_Records contained in a dataset_.

-- begin --

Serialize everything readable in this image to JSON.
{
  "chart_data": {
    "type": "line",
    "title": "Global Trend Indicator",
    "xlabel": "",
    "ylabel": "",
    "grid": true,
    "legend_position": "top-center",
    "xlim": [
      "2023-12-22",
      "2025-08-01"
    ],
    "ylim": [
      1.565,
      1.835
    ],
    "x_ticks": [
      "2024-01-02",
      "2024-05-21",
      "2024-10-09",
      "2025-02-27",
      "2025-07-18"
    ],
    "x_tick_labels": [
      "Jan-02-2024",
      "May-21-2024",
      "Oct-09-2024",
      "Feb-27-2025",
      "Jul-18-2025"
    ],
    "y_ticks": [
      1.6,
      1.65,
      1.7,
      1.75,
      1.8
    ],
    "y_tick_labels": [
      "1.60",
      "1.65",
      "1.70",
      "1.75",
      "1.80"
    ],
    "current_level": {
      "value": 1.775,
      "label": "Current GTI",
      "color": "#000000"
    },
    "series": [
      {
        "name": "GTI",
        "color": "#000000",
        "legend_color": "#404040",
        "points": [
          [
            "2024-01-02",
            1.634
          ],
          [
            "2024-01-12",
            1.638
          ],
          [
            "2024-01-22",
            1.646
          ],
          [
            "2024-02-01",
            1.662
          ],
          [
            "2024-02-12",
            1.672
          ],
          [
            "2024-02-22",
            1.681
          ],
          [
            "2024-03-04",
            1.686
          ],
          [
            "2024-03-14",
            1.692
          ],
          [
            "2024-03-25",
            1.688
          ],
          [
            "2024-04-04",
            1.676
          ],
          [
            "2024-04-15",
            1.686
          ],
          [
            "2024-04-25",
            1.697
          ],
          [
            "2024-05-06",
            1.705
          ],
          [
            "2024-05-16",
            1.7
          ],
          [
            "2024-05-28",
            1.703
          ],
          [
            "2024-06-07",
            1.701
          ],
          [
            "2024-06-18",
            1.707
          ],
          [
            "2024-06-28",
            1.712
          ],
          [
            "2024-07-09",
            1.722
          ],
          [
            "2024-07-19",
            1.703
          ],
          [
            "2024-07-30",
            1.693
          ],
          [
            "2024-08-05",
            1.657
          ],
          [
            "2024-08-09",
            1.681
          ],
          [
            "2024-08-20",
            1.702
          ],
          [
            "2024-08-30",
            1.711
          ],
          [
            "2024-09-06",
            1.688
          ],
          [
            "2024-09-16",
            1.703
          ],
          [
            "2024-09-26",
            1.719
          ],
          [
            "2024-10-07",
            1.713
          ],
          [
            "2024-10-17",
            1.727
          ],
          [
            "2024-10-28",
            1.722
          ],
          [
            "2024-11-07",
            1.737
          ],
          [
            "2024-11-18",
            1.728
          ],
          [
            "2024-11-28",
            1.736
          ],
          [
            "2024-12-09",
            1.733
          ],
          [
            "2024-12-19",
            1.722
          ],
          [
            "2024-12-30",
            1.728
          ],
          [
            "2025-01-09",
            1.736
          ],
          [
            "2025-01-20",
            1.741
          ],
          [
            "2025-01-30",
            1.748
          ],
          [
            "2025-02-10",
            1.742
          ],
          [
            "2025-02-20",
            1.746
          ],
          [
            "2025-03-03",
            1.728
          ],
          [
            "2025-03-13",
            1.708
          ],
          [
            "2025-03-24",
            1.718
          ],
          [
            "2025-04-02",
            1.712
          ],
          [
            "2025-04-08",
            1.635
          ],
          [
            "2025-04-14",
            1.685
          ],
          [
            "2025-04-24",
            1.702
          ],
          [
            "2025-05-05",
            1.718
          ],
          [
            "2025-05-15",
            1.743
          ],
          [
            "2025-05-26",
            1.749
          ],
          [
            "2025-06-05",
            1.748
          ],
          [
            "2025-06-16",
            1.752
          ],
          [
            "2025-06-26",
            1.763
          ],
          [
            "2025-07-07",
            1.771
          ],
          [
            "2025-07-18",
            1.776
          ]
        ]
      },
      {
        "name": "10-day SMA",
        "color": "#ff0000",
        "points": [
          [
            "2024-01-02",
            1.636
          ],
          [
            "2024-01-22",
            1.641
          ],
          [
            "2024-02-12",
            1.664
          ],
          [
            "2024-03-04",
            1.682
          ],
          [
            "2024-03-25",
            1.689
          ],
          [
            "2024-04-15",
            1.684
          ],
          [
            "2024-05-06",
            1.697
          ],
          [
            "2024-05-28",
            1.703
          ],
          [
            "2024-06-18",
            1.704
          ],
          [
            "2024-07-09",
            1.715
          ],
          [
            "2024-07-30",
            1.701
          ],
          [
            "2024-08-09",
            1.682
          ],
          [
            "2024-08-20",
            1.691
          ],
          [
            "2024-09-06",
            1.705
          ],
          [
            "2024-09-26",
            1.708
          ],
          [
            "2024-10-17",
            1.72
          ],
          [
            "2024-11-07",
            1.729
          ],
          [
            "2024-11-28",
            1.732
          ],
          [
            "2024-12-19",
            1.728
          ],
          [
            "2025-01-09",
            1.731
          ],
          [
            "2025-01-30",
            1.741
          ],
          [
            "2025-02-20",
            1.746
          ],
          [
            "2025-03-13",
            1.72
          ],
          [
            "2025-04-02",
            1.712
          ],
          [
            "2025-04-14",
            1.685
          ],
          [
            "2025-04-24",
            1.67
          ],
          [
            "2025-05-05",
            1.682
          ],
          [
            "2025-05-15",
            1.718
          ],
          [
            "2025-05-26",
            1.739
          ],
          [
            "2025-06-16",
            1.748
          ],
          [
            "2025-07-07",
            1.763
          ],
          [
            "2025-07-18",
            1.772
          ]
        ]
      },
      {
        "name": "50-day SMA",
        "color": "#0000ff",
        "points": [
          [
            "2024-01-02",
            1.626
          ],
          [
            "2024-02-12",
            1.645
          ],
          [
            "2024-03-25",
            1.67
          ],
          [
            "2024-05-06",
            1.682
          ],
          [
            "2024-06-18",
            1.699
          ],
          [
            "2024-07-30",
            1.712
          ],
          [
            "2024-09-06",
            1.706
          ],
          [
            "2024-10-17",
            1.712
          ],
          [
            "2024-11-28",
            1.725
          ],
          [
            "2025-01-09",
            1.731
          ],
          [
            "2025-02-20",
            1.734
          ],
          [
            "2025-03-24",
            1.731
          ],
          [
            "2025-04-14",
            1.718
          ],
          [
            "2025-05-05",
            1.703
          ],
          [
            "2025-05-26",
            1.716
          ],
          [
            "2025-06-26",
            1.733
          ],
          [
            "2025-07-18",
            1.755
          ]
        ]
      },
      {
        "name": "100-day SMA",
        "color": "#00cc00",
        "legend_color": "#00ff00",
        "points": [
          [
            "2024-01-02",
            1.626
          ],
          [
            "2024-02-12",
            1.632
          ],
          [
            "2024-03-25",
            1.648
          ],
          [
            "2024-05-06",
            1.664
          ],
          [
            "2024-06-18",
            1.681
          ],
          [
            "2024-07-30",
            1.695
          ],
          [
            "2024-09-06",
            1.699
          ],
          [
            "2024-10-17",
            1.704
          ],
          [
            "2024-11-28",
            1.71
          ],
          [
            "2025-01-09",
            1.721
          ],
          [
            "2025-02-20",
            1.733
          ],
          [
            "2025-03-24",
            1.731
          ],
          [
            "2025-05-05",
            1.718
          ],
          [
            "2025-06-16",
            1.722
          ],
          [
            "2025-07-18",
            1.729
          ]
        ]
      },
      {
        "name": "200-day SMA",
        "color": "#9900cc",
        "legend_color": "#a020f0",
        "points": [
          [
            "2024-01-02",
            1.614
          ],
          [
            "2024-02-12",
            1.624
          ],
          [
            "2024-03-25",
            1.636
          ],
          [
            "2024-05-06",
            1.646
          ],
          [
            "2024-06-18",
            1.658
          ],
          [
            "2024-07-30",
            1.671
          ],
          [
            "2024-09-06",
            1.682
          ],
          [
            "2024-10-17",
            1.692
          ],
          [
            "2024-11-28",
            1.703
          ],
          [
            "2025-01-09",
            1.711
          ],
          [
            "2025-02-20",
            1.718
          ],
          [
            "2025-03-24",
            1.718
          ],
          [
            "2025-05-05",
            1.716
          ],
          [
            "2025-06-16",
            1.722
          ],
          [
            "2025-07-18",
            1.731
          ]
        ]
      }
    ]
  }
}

-- end --

_WHAT NEEDS TO BE DONE_. Check each line above for the string "name" and show the ones that have it.

_OUTPUT OF THE EXERCISE_.
        "name": "GTI",
        "name": "10-day SMA",
        "name": "50-day SMA",
        "name": "100-day SMA",
        "name": "200-day SMA",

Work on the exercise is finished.